EXERCISE GOAL:
Exactly repeat the material, dropping only the pictures.

ENTRIES SHOWN:

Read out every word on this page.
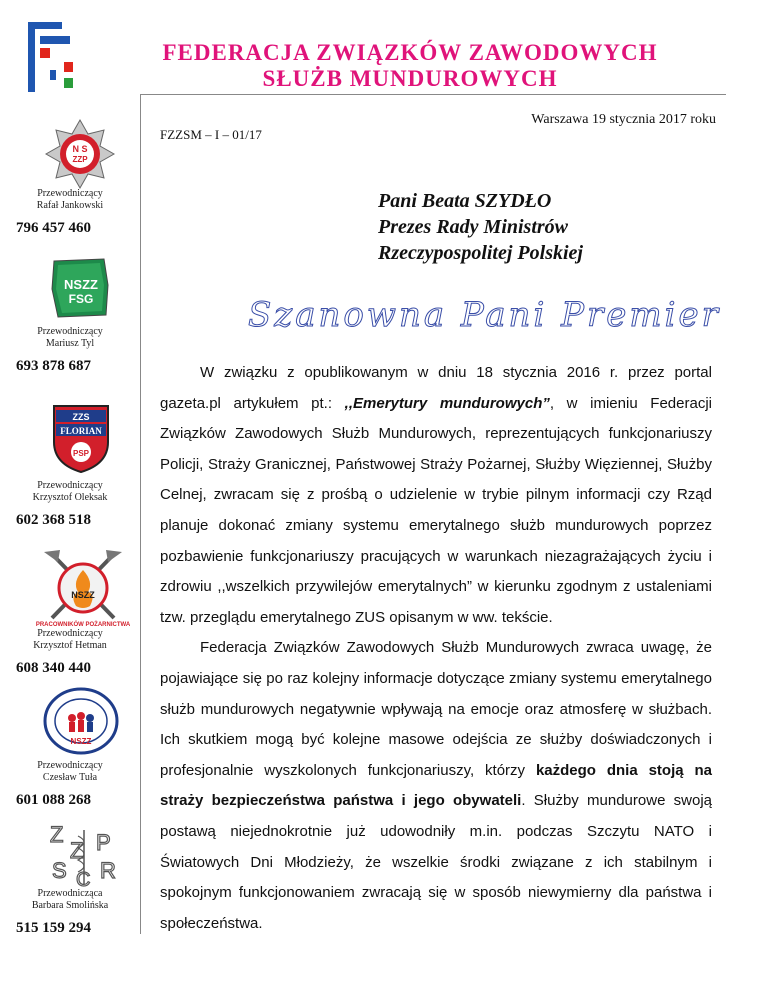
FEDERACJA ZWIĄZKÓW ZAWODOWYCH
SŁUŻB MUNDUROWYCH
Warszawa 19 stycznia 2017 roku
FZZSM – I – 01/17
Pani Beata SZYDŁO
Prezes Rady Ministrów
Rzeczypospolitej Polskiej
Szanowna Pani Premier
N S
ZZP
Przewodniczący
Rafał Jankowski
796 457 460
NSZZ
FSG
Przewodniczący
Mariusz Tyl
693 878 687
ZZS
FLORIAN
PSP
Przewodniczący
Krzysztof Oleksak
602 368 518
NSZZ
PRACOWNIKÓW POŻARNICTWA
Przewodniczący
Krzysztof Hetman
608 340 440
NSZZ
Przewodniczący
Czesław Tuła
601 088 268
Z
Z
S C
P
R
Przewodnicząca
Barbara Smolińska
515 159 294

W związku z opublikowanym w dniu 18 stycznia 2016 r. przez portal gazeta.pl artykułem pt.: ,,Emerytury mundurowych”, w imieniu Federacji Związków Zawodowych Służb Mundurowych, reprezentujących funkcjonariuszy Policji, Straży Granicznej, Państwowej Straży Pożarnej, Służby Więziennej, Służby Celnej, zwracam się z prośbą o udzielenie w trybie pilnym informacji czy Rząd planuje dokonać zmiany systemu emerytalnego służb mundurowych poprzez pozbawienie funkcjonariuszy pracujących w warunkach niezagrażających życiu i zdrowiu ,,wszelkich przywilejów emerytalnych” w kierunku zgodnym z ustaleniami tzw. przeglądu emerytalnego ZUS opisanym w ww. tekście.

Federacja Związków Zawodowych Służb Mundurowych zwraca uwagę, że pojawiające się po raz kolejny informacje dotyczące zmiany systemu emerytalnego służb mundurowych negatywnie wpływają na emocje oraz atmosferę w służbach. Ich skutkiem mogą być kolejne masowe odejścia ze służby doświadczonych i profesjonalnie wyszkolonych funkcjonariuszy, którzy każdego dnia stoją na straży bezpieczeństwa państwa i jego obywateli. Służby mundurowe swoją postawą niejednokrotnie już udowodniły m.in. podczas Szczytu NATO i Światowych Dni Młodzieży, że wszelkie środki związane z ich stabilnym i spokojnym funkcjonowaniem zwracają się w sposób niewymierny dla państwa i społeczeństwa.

WRITTEN ANSWER:
Read out every word on this page.
FEDERACJA ZWIĄZKÓW ZAWODOWYCH
SŁUŻB MUNDUROWYCH
Warszawa 19 stycznia 2017 roku
FZZSM – I – 01/17
Pani Beata SZYDŁO
Prezes Rady Ministrów
Rzeczypospolitej Polskiej
Szanowna Pani Premier
N S
ZZP
Przewodniczący
Rafał Jankowski
796 457 460
NSZZ
FSG
Przewodniczący
Mariusz Tyl
693 878 687
ZZS
FLORIAN
PSP
Przewodniczący
Krzysztof Oleksak
602 368 518
NSZZ
PRACOWNIKÓW POŻARNICTWA
Przewodniczący
Krzysztof Hetman
608 340 440
NSZZ
Przewodniczący
Czesław Tuła
601 088 268
Z
Z
S C
P
R
Przewodnicząca
Barbara Smolińska
515 159 294

W związku z opublikowanym w dniu 18 stycznia 2016 r. przez portal gazeta.pl artykułem pt.: ,,Emerytury mundurowych”, w imieniu Federacji Związków Zawodowych Służb Mundurowych, reprezentujących funkcjonariuszy Policji, Straży Granicznej, Państwowej Straży Pożarnej, Służby Więziennej, Służby Celnej, zwracam się z prośbą o udzielenie w trybie pilnym informacji czy Rząd planuje dokonać zmiany systemu emerytalnego służb mundurowych poprzez pozbawienie funkcjonariuszy pracujących w warunkach niezagrażających życiu i zdrowiu ,,wszelkich przywilejów emerytalnych” w kierunku zgodnym z ustaleniami tzw. przeglądu emerytalnego ZUS opisanym w ww. tekście.

Federacja Związków Zawodowych Służb Mundurowych zwraca uwagę, że pojawiające się po raz kolejny informacje dotyczące zmiany systemu emerytalnego służb mundurowych negatywnie wpływają na emocje oraz atmosferę w służbach. Ich skutkiem mogą być kolejne masowe odejścia ze służby doświadczonych i profesjonalnie wyszkolonych funkcjonariuszy, którzy każdego dnia stoją na straży bezpieczeństwa państwa i jego obywateli. Służby mundurowe swoją postawą niejednokrotnie już udowodniły m.in. podczas Szczytu NATO i Światowych Dni Młodzieży, że wszelkie środki związane z ich stabilnym i spokojnym funkcjonowaniem zwracają się w sposób niewymierny dla państwa i społeczeństwa.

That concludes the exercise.